### TEXT EXCERPT
Topic: Things with strings


Author: James Kanze <james-albert.kanze@vx.cit.alcatel.fr>
Date: 1997/06/28
Raw View
Hans-Juergen Boehm <boehm@mti.mti.sgi.com> writes:

|>  2) operator[] and iterator dereferences return a real reference, not a
|>  proxy.  This is required by the draft standard.

Is there any chance of changing this?  For vector, et al., there is a
perfectly valid reason why you must have a real reference: you need to
support things like "v[ i ].f()".  This should be less of an issue for
string.  (The "character-like" type must be POD, and the cases where it
is a POD class must be rare.)

--
James Kanze      home:     kanze@gabi-soft.fr        +33 (0)1 39 55 85 62
                 office:   kanze@vx.cit.alcatel.fr   +33 (0)1 69 63 14 54
GABI Software, Sarl., 22 rue Jacques-Lemercier, F-78000 Versailles France
            -- Conseils en informatique industrielle --
---
[ comp.std.c++ is moderated.  To submit articles: try just posting with      ]
[ your news-reader.  If that fails, use mailto:std-c++@ncar.ucar.edu         ]
[ FAQ:      http://reality.sgi.com/employees/austern_mti/std-c++/faq.html    ]
[ Policy:   http://reality.sgi.com/employees/austern_mti/std-c++/policy.html ]
[ Comments? mailto:std-c++-request@ncar.ucar.edu                             ]





Author: Ross Smith <ross.smith@nz.eds.com>
Date: 1997/06/25
Raw View
The web site devoted to SGI's implementation of the Standard Template
Library (http://www.sgi.com/Technology/STL/) includes a discussion of
string classes (under Design Documents). They claim that the string
class described in the draft standard is seriously flawed.

Specifically, "The current draft standard disallows the expression
s[1]==s[2] where s is a nonconstant string." (This page was added fairly
recently, so I think I'm safe in assuming they mean CD2.)

### PROBLEMS TO SOLVE
1) In the C++ string thread, which expression does the SGI site say the current draft standard disallows?
2) Copy the passage of the C++ string thread between "Author: Ross Smith" and "they mean CD2.)", inclusive.
3) Carry on the C++ string thread from its last sentence.

### RECORDED DATA
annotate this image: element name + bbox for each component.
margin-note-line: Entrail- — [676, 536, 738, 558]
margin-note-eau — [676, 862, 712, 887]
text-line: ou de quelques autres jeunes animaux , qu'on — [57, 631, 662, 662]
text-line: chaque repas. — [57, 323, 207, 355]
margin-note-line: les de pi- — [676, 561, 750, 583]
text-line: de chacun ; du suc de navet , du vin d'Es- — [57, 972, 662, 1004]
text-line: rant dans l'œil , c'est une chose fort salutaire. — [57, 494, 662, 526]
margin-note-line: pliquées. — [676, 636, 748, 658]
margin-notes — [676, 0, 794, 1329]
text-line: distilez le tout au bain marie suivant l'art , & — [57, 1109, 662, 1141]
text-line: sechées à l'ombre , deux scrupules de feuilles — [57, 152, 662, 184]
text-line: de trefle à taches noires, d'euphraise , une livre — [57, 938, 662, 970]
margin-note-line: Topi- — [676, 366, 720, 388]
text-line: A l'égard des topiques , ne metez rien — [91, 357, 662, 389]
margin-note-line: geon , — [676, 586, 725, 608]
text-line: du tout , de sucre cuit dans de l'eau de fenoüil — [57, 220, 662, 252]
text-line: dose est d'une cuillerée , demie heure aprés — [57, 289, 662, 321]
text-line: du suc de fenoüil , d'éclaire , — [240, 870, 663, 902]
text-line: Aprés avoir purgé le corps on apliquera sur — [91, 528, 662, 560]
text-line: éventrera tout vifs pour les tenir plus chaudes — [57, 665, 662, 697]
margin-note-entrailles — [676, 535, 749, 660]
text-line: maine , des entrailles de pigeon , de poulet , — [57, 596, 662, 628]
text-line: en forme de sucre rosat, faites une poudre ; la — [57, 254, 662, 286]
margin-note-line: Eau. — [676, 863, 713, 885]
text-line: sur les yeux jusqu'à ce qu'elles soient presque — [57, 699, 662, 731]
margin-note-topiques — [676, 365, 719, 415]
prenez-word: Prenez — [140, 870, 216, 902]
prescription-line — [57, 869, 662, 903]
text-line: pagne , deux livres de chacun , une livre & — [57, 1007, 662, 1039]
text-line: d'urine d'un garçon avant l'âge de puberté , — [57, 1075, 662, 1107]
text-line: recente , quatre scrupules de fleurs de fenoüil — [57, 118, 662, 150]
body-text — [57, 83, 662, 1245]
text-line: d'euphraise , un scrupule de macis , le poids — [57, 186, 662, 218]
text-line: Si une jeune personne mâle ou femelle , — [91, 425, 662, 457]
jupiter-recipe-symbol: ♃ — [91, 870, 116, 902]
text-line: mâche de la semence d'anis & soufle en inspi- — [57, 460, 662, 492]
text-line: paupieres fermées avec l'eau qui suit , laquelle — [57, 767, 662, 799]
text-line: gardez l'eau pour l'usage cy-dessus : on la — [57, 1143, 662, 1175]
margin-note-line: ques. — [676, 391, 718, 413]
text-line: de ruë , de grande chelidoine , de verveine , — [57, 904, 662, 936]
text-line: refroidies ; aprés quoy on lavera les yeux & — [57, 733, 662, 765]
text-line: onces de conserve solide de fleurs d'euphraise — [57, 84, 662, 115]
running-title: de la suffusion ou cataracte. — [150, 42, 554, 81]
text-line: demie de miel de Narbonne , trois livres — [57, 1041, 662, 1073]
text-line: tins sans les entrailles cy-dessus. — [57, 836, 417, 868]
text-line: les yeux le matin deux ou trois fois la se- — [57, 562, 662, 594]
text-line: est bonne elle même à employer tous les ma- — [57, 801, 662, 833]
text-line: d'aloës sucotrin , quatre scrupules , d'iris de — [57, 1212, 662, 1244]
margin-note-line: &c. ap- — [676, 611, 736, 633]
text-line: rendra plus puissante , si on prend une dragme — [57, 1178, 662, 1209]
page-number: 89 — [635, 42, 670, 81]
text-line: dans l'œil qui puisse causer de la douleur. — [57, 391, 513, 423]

### FINAL ANSWERS
1) The expression s[1]==s[2], where s is a nonconstant string.

2)
Author: Ross Smith <ross.smith@nz.eds.com>
Date: 1997/06/25
Raw View
The web site devoted to SGI's implementation of the Standard Template
Library (http://www.sgi.com/Technology/STL/) includes a discussion of
string classes (under Design Documents). They claim that the string
class described in the draft standard is seriously flawed.

Specifically, "The current draft standard disallows the expression
s[1]==s[2] where s is a nonconstant string." (This page was added fairly
recently, so I think I'm safe in assuming they mean CD2.)

3)
I think I see what the problem is: The description of string::operator[]
in CD2 (21.3.4 [lib.string.access]) states that "The reference returned
is invalid after any subsequent call to c_str(), data(), or any
non-const member function for the object." Since operator[] is itself a
non-const member function, the expression s[1]==s[2] invokes undefined
behaviour -- the two references can't both be valid.

So, some questions for anyone involved in this part of the standard:
First, is this a genuine problem, or have I (quite possibly) or SGI
(somewhat less likely) got it wrong? Second, if it's a genuine problem,
is anything being done about it?

One part of the SGI discussion has me wondering if I've misunderstood
the problem: They suggest using vector<char> as one possible interim
alternative to strings until the standard is fixed (the other
suggestions are their own "rope" class (which, among other differences,
doesn't have a non-const operator[]) and plain old C strings). But
wouldn't vector<char> suffer from exactly the same problem? What does
vector guarantee that string doesn't (or vice versa)?

CD2 just says (23.1.1 [lib.sequence.reqmts]) that vector::operator[]
returns a reference to the nth element, with no comment at all on how
long the reference is valid for.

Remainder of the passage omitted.